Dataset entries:
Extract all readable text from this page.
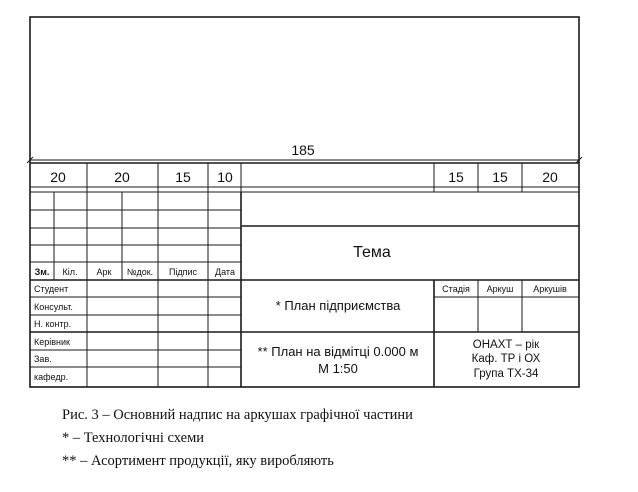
185
20	20	15 10	15 15 20
Зм. Кіл. Арк №док. Підпис Дата
Студент
Консульт.
Н. контр.
Керівник
Зав.
кафедр.
Тема
* План підприємства
** План на відмітці 0.000 м
М 1:50
Стадія Аркуш Аркушів
ОНАХТ – рік
Каф. ТР і ОХ
Група ТХ-34
Рис. 3 – Основний надпис на аркушах графічної частини
* – Технологічні схеми
** – Асортимент продукції, яку виробляють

--- What you need to do ---
Copy out each line that contains the word "План".

--- Written response ---
* План підприємства
** План на відмітці 0.000 м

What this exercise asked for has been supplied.